> [Required work]: Render the lines below as a Markdown table with the columns Row and Line, numbering each row and skipping blank lines. Leave the pictures out of the table.

> [Raw data]:
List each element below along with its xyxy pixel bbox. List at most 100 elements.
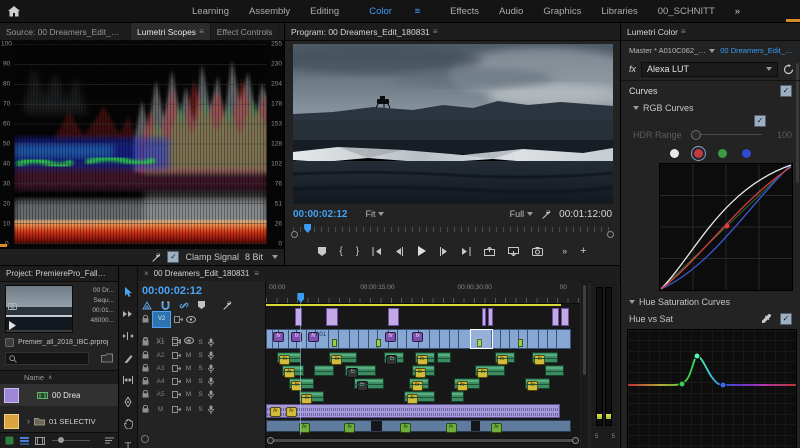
insert-patch-icon[interactable]	[174, 316, 183, 323]
hue-vs-sat-graph[interactable]	[627, 329, 797, 448]
timeline-clip-audio[interactable]: fx	[415, 352, 435, 363]
lock-icon[interactable]	[142, 315, 149, 323]
transport-overflow-button[interactable]: »	[562, 246, 567, 256]
timeline-clip-audio[interactable]: fx	[345, 365, 376, 376]
timeline-clip-audio[interactable]	[437, 352, 451, 363]
voiceover-mic-icon[interactable]	[208, 351, 214, 360]
channel-dot-blue[interactable]	[742, 149, 751, 158]
timeline-clip-audio[interactable]	[545, 365, 564, 376]
project-item-bin[interactable]: › 01 SELECTIV	[0, 410, 118, 432]
timeline-clip-audio[interactable]: fx	[404, 391, 434, 402]
panel-scrollbar[interactable]	[796, 63, 799, 183]
timeline-clip-audio[interactable]: fx	[299, 391, 324, 402]
lut-select[interactable]: Alexa LUT	[641, 62, 778, 77]
lock-icon[interactable]	[142, 405, 149, 413]
hscroll-left-handle[interactable]	[267, 437, 274, 444]
fx-badge[interactable]: fx	[412, 332, 423, 342]
timeline-clip-audio[interactable]: fx	[409, 378, 429, 389]
workspace-tab-libraries[interactable]: Libraries	[591, 6, 647, 17]
track-header-a3[interactable]: A3MS	[138, 362, 265, 374]
type-tool[interactable]: T	[121, 438, 135, 448]
new-bin-icon[interactable]	[101, 353, 113, 363]
workspace-tab-graphics[interactable]: Graphics	[533, 6, 591, 17]
solo-button[interactable]: S	[196, 352, 205, 359]
sequence-clip-label[interactable]: 00 Dreamers_Edit_180831...	[720, 46, 794, 55]
curves-enable-checkbox[interactable]: ✓	[780, 85, 792, 97]
extract-button[interactable]	[508, 247, 519, 256]
timeline-clip-audio[interactable]: fx	[454, 378, 479, 389]
track-height-scroll-handle[interactable]	[141, 435, 149, 443]
expand-chevron-icon[interactable]: ›	[27, 416, 30, 426]
home-icon[interactable]	[8, 6, 20, 17]
solo-button[interactable]: S	[196, 339, 205, 346]
timeline-clip-audio[interactable]	[314, 365, 334, 376]
timeline-clip-audio[interactable]: fx	[329, 352, 357, 363]
timeline-clip-audio[interactable]: fx	[412, 365, 434, 376]
track-lane-a1[interactable]: fxfxfxfxfxfx	[266, 351, 580, 364]
hue-vs-sat-enable-checkbox[interactable]: ✓	[780, 313, 792, 325]
fx-badge[interactable]: fx	[344, 423, 355, 433]
workspace-tab-effects[interactable]: Effects	[440, 6, 489, 17]
project-file-row[interactable]: Premier_all_2018_IBC.prproj	[5, 336, 114, 348]
lock-icon[interactable]	[142, 377, 149, 385]
hue-saturation-curves-header[interactable]: Hue Saturation Curves	[629, 295, 792, 308]
timeline-clip-audio[interactable]: fx	[384, 352, 404, 363]
rgb-curves-enable-checkbox[interactable]: ✓	[754, 115, 766, 127]
timeline-vscroll[interactable]	[581, 281, 588, 448]
tab-effect-controls[interactable]: Effect Controls	[211, 23, 280, 40]
track-header-a1[interactable]: A1MS	[138, 336, 265, 348]
timeline-hscroll[interactable]	[270, 438, 576, 443]
track-header-a2[interactable]: A2MS	[138, 349, 265, 361]
panel-menu-icon[interactable]: ≡	[199, 27, 204, 36]
add-marker-icon[interactable]	[198, 301, 205, 309]
timeline-clip-video[interactable]	[488, 308, 494, 326]
track-name[interactable]: M	[152, 406, 169, 413]
insert-patch-icon[interactable]	[172, 352, 181, 359]
track-header-a5[interactable]: A5MS	[138, 388, 265, 400]
rgb-curve-graph[interactable]	[659, 163, 793, 291]
lock-icon[interactable]	[142, 338, 149, 346]
track-name[interactable]: A5	[152, 391, 169, 398]
audio-meters[interactable]: 55	[591, 281, 619, 448]
tab-lumetri-color[interactable]: Lumetri Color≡	[621, 23, 692, 40]
scope-settings-wrench-icon[interactable]	[151, 252, 161, 262]
chevron-down-icon[interactable]	[378, 212, 384, 216]
fx-badge[interactable]: fx	[286, 407, 297, 417]
track-lane-a2[interactable]: fxfxfxfx	[266, 364, 580, 377]
voiceover-mic-icon[interactable]	[208, 377, 214, 386]
panel-menu-icon[interactable]: ≡	[433, 27, 438, 36]
scrubber-left-handle[interactable]	[291, 231, 298, 238]
insert-patch-icon[interactable]	[172, 378, 181, 385]
solo-button[interactable]: S	[196, 378, 205, 385]
export-frame-button[interactable]	[532, 247, 543, 256]
close-icon[interactable]: ×	[144, 269, 149, 278]
project-preview-thumbnail[interactable]	[5, 285, 73, 333]
timeline-clip-audio[interactable]: fx	[495, 352, 515, 363]
step-back-button[interactable]	[395, 247, 404, 256]
fx-badge[interactable]: fx	[446, 423, 457, 433]
hand-tool[interactable]	[121, 416, 135, 432]
master-clip-select[interactable]: Master * A010C062_160517...	[629, 46, 706, 55]
track-lane-a3[interactable]: fxfxfxfxfx	[266, 377, 580, 390]
step-forward-button[interactable]	[439, 247, 448, 256]
channel-dot-green[interactable]	[718, 149, 727, 158]
timeline-clip-submix[interactable]: fxfxfxfxfx	[266, 420, 571, 432]
fx-badge[interactable]: fx	[491, 423, 502, 433]
workspace-overflow-button[interactable]: »	[725, 6, 750, 17]
button-editor-plus[interactable]: +	[580, 245, 586, 257]
timeline-clip-audio[interactable]: fx	[532, 352, 558, 363]
label-swatch-purple[interactable]	[4, 388, 19, 403]
track-select-forward-tool[interactable]	[121, 306, 135, 322]
track-header-m[interactable]: MMS	[138, 403, 265, 415]
workspace-tab-schnitt[interactable]: 00_SCHNITT	[648, 6, 725, 17]
selected-clip-outline[interactable]	[470, 329, 493, 349]
voiceover-mic-icon[interactable]	[208, 390, 214, 399]
track-output-eye-icon[interactable]	[186, 316, 196, 323]
voiceover-mic-icon[interactable]	[208, 405, 214, 414]
razor-tool[interactable]	[121, 350, 135, 366]
solo-button[interactable]: S	[196, 391, 205, 398]
timeline-clip-audio[interactable]: fx	[277, 352, 301, 363]
insert-patch-icon[interactable]	[172, 391, 181, 398]
selection-tool[interactable]	[121, 284, 135, 300]
channel-dot-red-selected[interactable]	[694, 149, 703, 158]
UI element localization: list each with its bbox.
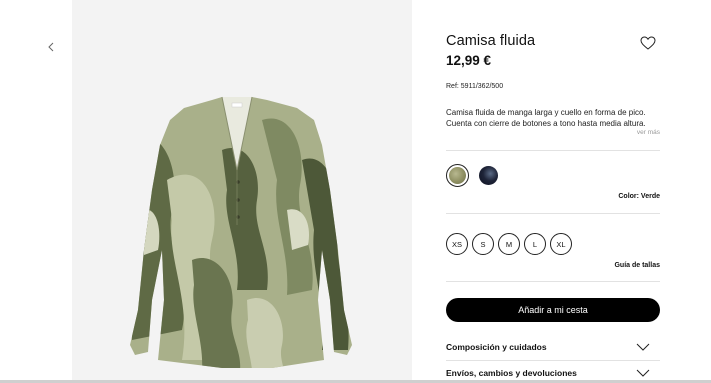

> [Finished answer]:
| Row | Line |
|---|---|
| 1 | List each element below along with its xyxy pixel bbox. List at most 100 elements. |
| 2 | insert-patch-icon[interactable]	[174, 316, 183, 323] |
| 3 | hue-vs-sat-graph[interactable]	[627, 329, 797, 448] |
| 4 | timeline-clip-audio[interactable]: fx	[415, 352, 435, 363] |
| 5 | lock-icon[interactable]	[142, 315, 149, 323] |
| 6 | transport-overflow-button[interactable]: »	[562, 246, 567, 256] |
| 7 | timeline-clip-audio[interactable]: fx	[345, 365, 376, 376] |
| 8 | timeline-clip-audio[interactable]	[437, 352, 451, 363] |
| 9 | voiceover-mic-icon[interactable]	[208, 351, 214, 360] |
| 10 | channel-dot-blue[interactable]	[742, 149, 751, 158] |
| 11 | timeline-clip-audio[interactable]	[545, 365, 564, 376] |
| 12 | project-item-bin[interactable]: › 01 SELECTIV	[0, 410, 118, 432] |
| 13 | timeline-clip-audio[interactable]: fx	[404, 391, 434, 402] |
| 14 | panel-scrollbar[interactable]	[796, 63, 799, 183] |
| 15 | timeline-clip-audio[interactable]: fx	[299, 391, 324, 402] |
| 16 | lut-select[interactable]: Alexa LUT	[641, 62, 778, 77] |
| 17 | lock-icon[interactable]	[142, 405, 149, 413] |
| 18 | hscroll-left-handle[interactable]	[267, 437, 274, 444] |
| 19 | fx-badge[interactable]: fx	[412, 332, 423, 342] |
| 20 | timeline-clip-audio[interactable]: fx	[409, 378, 429, 389] |
| 21 | workspace-tab-libraries[interactable]: Libraries	[591, 6, 647, 17] |
| 22 | track-header-a3[interactable]: A3MS	[138, 362, 265, 374] |
| 23 | type-tool[interactable]: T	[121, 438, 135, 448] |
| 24 | new-bin-icon[interactable]	[101, 353, 113, 363] |
| 25 | workspace-tab-graphics[interactable]: Graphics	[533, 6, 591, 17] |
| 26 | solo-button[interactable]: S	[196, 352, 205, 359] |
| 27 | sequence-clip-label[interactable]: 00 Dreamers_Edit_180831...	[720, 46, 794, 55] |
| 28 | curves-enable-checkbox[interactable]: ✓	[780, 85, 792, 97] |
| 29 | extract-button[interactable]	[508, 247, 519, 256] |
| 30 | timeline-clip-audio[interactable]: fx	[454, 378, 479, 389] |
| 31 | track-height-scroll-handle[interactable]	[141, 435, 149, 443] |
| 32 | expand-chevron-icon[interactable]: ›	[27, 416, 30, 426] |
| 33 | home-icon[interactable]	[8, 6, 20, 17] |
| 34 | solo-button[interactable]: S	[196, 339, 205, 346] |
| 35 | timeline-clip-audio[interactable]	[314, 365, 334, 376] |
| 36 | timeline-clip-audio[interactable]: fx	[329, 352, 357, 363] |
| 37 | timeline-clip-audio[interactable]: fx	[412, 365, 434, 376] |
| 38 | track-lane-a1[interactable]: fxfxfxfxfxfx	[266, 351, 580, 364] |
| 39 | hue-vs-sat-enable-checkbox[interactable]: ✓	[780, 313, 792, 325] |
| 40 | fx-badge[interactable]: fx	[344, 423, 355, 433] |
| 41 | workspace-tab-effects[interactable]: Effects	[440, 6, 489, 17] |
| 42 | project-file-row[interactable]: Premier_all_2018_IBC.prproj	[5, 336, 114, 348] |
| 43 | lock-icon[interactable]	[142, 377, 149, 385] |
| 44 | hue-saturation-curves-header[interactable]: Hue Saturation Curves	[629, 295, 792, 308] |
| 45 | timeline-clip-audio[interactable]: fx	[384, 352, 404, 363] |
| 46 | rgb-curves-enable-checkbox[interactable]: ✓	[754, 115, 766, 127] |
| 47 | timeline-vscroll[interactable]	[581, 281, 588, 448] |
| 48 | tab-effect-controls[interactable]: Effect Controls	[211, 23, 280, 40] |
| 49 | track-header-a1[interactable]: A1MS	[138, 336, 265, 348] |
| 50 | timeline-hscroll[interactable]	[270, 438, 576, 443] |
| 51 | track-header-a2[interactable]: A2MS	[138, 349, 265, 361] |
| 52 | panel-menu-icon[interactable]: ≡	[199, 27, 204, 36] |
| 53 | add-marker-icon[interactable]	[198, 301, 205, 309] |
| 54 | timeline-clip-video[interactable]	[488, 308, 494, 326] |
| 55 | track-name[interactable]: M	[152, 406, 169, 413] |
| 56 | insert-patch-icon[interactable]	[172, 352, 181, 359] |
| 57 | track-header-a5[interactable]: A5MS	[138, 388, 265, 400] |
| 58 | rgb-curve-graph[interactable]	[659, 163, 793, 291] |
| 59 | lock-icon[interactable]	[142, 338, 149, 346] |
| 60 | track-name[interactable]: A5	[152, 391, 169, 398] |
| 61 | audio-meters[interactable]: 55	[591, 281, 619, 448] |
| 62 | tab-lumetri-color[interactable]: Lumetri Color≡	[621, 23, 692, 40] |
| 63 | scope-settings-wrench-icon[interactable]	[151, 252, 161, 262] |
| 64 | chevron-down-icon[interactable]	[378, 212, 384, 216] |
| 65 | fx-badge[interactable]: fx	[286, 407, 297, 417] |
| 66 | track-lane-a2[interactable]: fxfxfxfx	[266, 364, 580, 377] |
| 67 | voiceover-mic-icon[interactable]	[208, 377, 214, 386] |
| 68 | panel-menu-icon[interactable]: ≡	[433, 27, 438, 36] |
| 69 | scrubber-left-handle[interactable]	[291, 231, 298, 238] |
| 70 | insert-patch-icon[interactable]	[172, 378, 181, 385] |
| 71 | solo-button[interactable]: S	[196, 378, 205, 385] |
| 72 | export-frame-button[interactable]	[532, 247, 543, 256] |
| 73 | close-icon[interactable]: ×	[144, 269, 149, 278] |
| 74 | project-preview-thumbnail[interactable]	[5, 285, 73, 333] |
| 75 | timeline-clip-audio[interactable]: fx	[495, 352, 515, 363] |
| 76 | step-back-button[interactable]	[395, 247, 404, 256] |
| 77 | fx-badge[interactable]: fx	[446, 423, 457, 433] |
| 78 | hand-tool[interactable]	[121, 416, 135, 432] |
| 79 | master-clip-select[interactable]: Master * A010C062_160517...	[629, 46, 706, 55] |
| 80 | track-lane-a3[interactable]: fxfxfxfxfx	[266, 377, 580, 390] |
| 81 | step-forward-button[interactable]	[439, 247, 448, 256] |
| 82 | channel-dot-green[interactable]	[718, 149, 727, 158] |
| 83 | timeline-clip-submix[interactable]: fxfxfxfxfx	[266, 420, 571, 432] |
| 84 | fx-badge[interactable]: fx	[491, 423, 502, 433] |
| 85 | workspace-overflow-button[interactable]: »	[725, 6, 750, 17] |
| 86 | button-editor-plus[interactable]: +	[580, 245, 586, 257] |
| 87 | timeline-clip-audio[interactable]: fx	[532, 352, 558, 363] |
| 88 | label-swatch-purple[interactable]	[4, 388, 19, 403] |
| 89 | track-select-forward-tool[interactable]	[121, 306, 135, 322] |
| 90 | track-header-m[interactable]: MMS	[138, 403, 265, 415] |
| 91 | workspace-tab-schnitt[interactable]: 00_SCHNITT	[648, 6, 725, 17] |
| 92 | selected-clip-outline[interactable]	[470, 329, 493, 349] |
| 93 | voiceover-mic-icon[interactable]	[208, 390, 214, 399] |
| 94 | track-output-eye-icon[interactable]	[186, 316, 196, 323] |
| 95 | voiceover-mic-icon[interactable]	[208, 405, 214, 414] |
| 96 | razor-tool[interactable]	[121, 350, 135, 366] |
| 97 | solo-button[interactable]: S	[196, 391, 205, 398] |
| 98 | timeline-clip-audio[interactable]: fx	[277, 352, 301, 363] |
| 99 | insert-patch-icon[interactable]	[172, 391, 181, 398] |
| 100 | selection-tool[interactable]	[121, 284, 135, 300] |
| 101 | channel-dot-red-selected[interactable]	[694, 149, 703, 158] |
| 102 | UI element localization: list each with its bbox. |